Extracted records
******************************
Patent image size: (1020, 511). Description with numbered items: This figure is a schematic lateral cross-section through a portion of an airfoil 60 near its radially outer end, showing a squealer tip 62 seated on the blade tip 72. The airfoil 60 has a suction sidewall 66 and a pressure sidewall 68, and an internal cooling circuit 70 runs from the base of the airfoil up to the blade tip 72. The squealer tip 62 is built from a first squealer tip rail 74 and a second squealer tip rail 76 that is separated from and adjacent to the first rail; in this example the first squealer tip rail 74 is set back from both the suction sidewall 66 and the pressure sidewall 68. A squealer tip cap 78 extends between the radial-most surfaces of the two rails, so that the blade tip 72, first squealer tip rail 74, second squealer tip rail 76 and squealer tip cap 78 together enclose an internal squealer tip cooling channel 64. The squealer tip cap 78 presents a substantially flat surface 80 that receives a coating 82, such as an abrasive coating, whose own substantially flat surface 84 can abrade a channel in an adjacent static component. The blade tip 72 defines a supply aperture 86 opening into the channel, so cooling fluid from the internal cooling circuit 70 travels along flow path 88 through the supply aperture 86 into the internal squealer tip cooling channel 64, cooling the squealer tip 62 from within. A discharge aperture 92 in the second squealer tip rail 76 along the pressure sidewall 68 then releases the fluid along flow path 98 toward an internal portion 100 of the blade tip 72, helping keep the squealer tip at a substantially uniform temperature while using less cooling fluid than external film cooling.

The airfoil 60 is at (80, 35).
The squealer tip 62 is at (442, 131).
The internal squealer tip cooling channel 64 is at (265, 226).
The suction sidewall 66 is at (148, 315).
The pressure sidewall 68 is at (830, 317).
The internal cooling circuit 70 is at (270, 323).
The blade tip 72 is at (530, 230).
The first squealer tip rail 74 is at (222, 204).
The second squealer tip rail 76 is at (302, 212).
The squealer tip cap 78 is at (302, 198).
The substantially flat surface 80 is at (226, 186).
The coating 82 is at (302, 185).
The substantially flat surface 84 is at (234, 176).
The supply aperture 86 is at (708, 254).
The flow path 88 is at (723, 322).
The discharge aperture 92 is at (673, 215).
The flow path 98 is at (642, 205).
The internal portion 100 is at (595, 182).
******************************
Task instructions = Reproduce every line of the material above word for word, without any change.

Solution =
Patent image size: (1020, 511). Description with numbered items: This figure is a schematic lateral cross-section through a portion of an airfoil 60 near its radially outer end, showing a squealer tip 62 seated on the blade tip 72. The airfoil 60 has a suction sidewall 66 and a pressure sidewall 68, and an internal cooling circuit 70 runs from the base of the airfoil up to the blade tip 72. The squealer tip 62 is built from a first squealer tip rail 74 and a second squealer tip rail 76 that is separated from and adjacent to the first rail; in this example the first squealer tip rail 74 is set back from both the suction sidewall 66 and the pressure sidewall 68. A squealer tip cap 78 extends between the radial-most surfaces of the two rails, so that the blade tip 72, first squealer tip rail 74, second squealer tip rail 76 and squealer tip cap 78 together enclose an internal squealer tip cooling channel 64. The squealer tip cap 78 presents a substantially flat surface 80 that receives a coating 82, such as an abrasive coating, whose own substantially flat surface 84 can abrade a channel in an adjacent static component. The blade tip 72 defines a supply aperture 86 opening into the channel, so cooling fluid from the internal cooling circuit 70 travels along flow path 88 through the supply aperture 86 into the internal squealer tip cooling channel 64, cooling the squealer tip 62 from within. A discharge aperture 92 in the second squealer tip rail 76 along the pressure sidewall 68 then releases the fluid along flow path 98 toward an internal portion 100 of the blade tip 72, helping keep the squealer tip at a substantially uniform temperature while using less cooling fluid than external film cooling.

The airfoil 60 is at (80, 35).
The squealer tip 62 is at (442, 131).
The internal squealer tip cooling channel 64 is at (265, 226).
The suction sidewall 66 is at (148, 315).
The pressure sidewall 68 is at (830, 317).
The internal cooling circuit 70 is at (270, 323).
The blade tip 72 is at (530, 230).
The first squealer tip rail 74 is at (222, 204).
The second squealer tip rail 76 is at (302, 212).
The squealer tip cap 78 is at (302, 198).
The substantially flat surface 80 is at (226, 186).
The coating 82 is at (302, 185).
The substantially flat surface 84 is at (234, 176).
The supply aperture 86 is at (708, 254).
The flow path 88 is at (723, 322).
The discharge aperture 92 is at (673, 215).
The flow path 98 is at (642, 205).
The internal portion 100 is at (595, 182).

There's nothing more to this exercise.